— start —

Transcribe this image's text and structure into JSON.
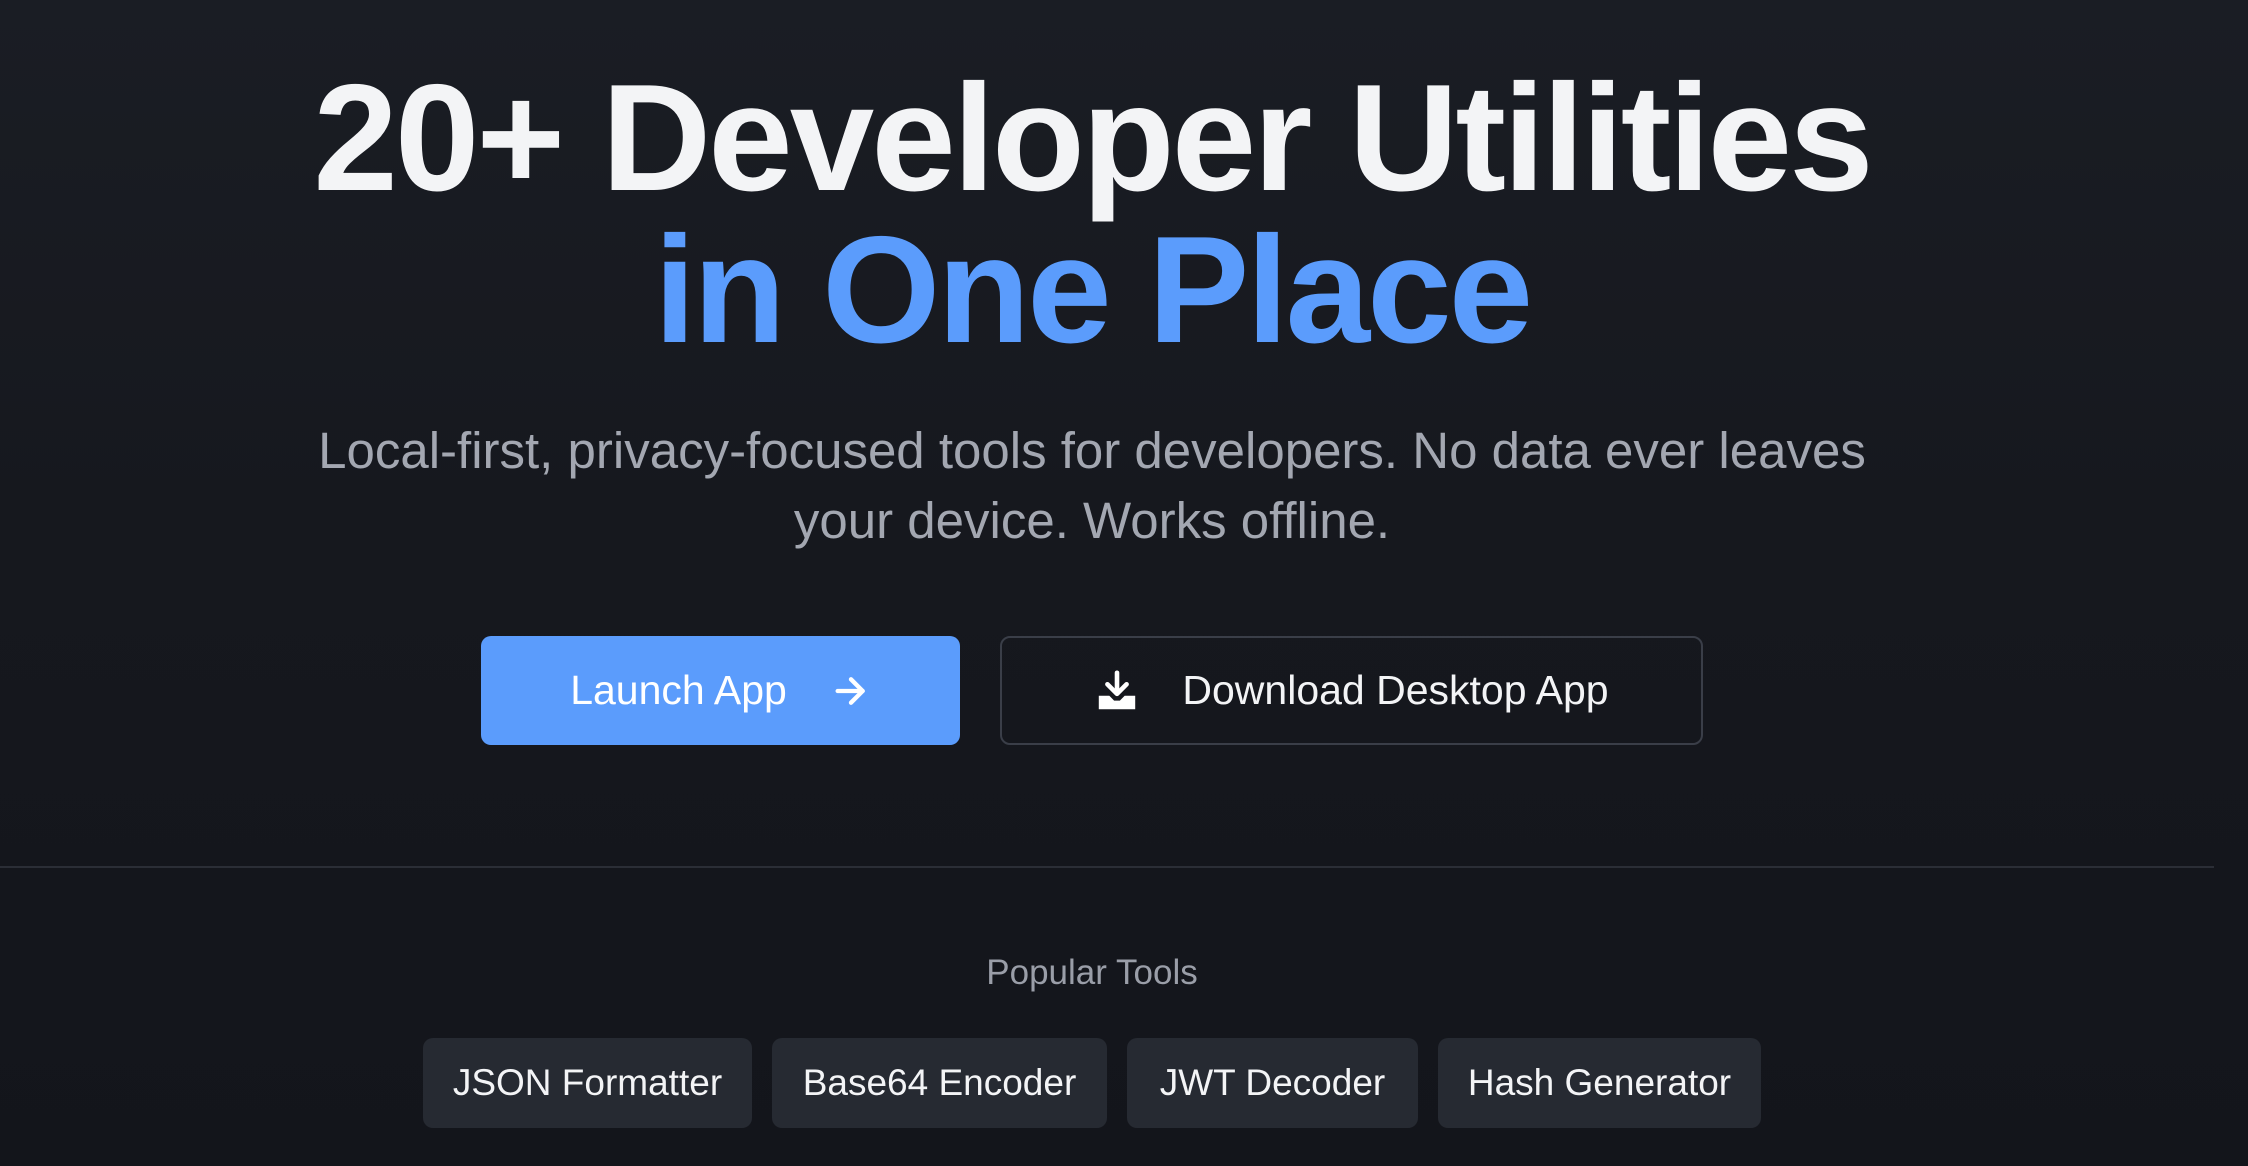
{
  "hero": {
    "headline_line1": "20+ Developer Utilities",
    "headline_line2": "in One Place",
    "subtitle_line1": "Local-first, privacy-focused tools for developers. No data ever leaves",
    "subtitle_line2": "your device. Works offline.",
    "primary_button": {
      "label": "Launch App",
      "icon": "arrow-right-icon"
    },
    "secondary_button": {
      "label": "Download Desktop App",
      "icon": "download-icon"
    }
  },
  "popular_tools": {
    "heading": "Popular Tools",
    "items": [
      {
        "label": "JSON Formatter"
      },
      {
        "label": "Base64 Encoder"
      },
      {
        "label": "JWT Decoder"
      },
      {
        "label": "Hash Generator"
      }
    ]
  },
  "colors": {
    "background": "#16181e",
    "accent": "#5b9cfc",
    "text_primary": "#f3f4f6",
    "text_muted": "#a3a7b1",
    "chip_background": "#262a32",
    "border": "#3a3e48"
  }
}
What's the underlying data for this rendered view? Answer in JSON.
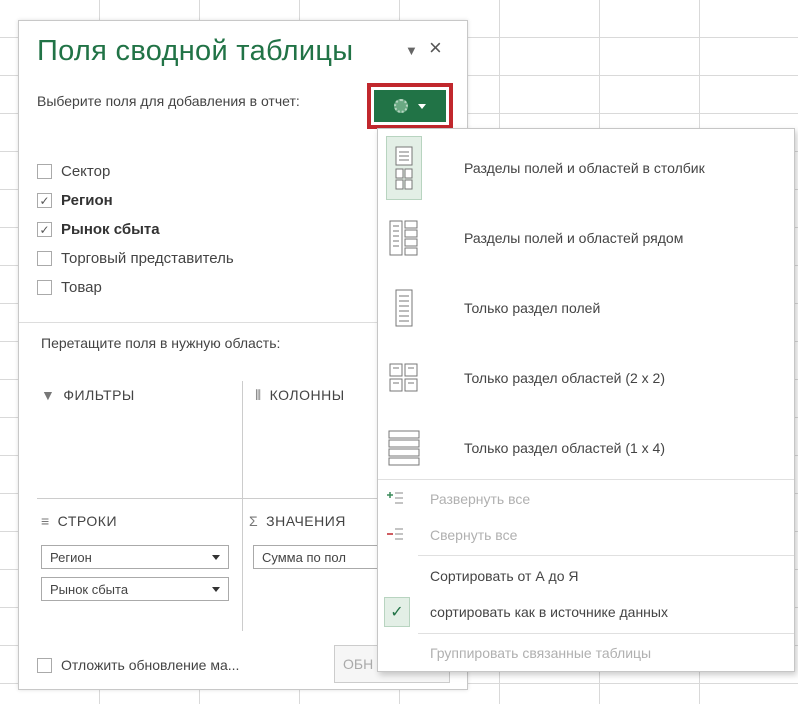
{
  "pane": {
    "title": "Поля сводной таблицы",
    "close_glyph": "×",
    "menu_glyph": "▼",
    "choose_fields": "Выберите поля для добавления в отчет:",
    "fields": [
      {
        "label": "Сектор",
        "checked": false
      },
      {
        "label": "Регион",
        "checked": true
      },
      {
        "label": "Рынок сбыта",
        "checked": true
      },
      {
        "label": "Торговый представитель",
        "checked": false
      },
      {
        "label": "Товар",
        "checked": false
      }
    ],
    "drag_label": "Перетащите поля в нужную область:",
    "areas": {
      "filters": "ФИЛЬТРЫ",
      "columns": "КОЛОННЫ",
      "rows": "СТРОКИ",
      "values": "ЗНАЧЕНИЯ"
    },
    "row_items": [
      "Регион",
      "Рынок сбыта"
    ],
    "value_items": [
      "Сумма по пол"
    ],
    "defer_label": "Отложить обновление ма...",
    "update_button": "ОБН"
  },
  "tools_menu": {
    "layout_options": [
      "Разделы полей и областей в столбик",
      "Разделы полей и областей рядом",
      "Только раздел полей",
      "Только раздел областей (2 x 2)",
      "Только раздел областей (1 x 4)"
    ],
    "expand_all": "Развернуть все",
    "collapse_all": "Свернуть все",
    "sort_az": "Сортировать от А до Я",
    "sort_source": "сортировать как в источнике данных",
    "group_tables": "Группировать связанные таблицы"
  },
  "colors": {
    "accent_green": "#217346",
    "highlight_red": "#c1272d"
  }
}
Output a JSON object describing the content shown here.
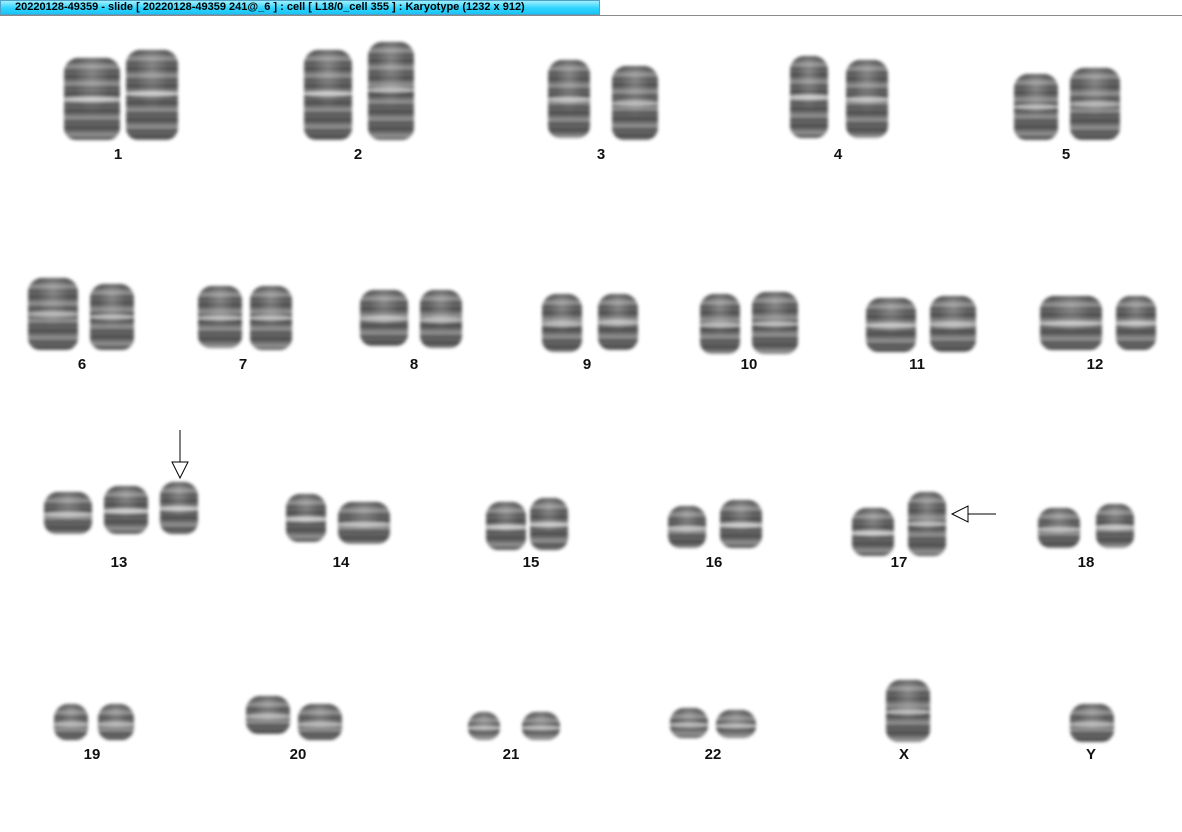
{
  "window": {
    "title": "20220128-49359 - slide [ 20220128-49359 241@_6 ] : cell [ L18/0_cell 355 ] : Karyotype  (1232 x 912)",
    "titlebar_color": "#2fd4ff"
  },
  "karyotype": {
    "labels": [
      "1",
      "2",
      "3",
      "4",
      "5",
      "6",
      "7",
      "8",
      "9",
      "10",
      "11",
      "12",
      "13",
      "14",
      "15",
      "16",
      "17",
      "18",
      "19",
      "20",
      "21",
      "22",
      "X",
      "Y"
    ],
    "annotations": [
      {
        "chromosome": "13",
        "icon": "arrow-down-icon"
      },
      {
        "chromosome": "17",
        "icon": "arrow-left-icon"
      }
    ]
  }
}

— end —

[Problem to work on]
Filter out all lines lacking the word "icon" and copy the rest.

[Task result]
      "icon": "arrow-right-icon"
      "icon": "download-icon"
        "icon": "arrow-down-icon"
        "icon": "arrow-left-icon"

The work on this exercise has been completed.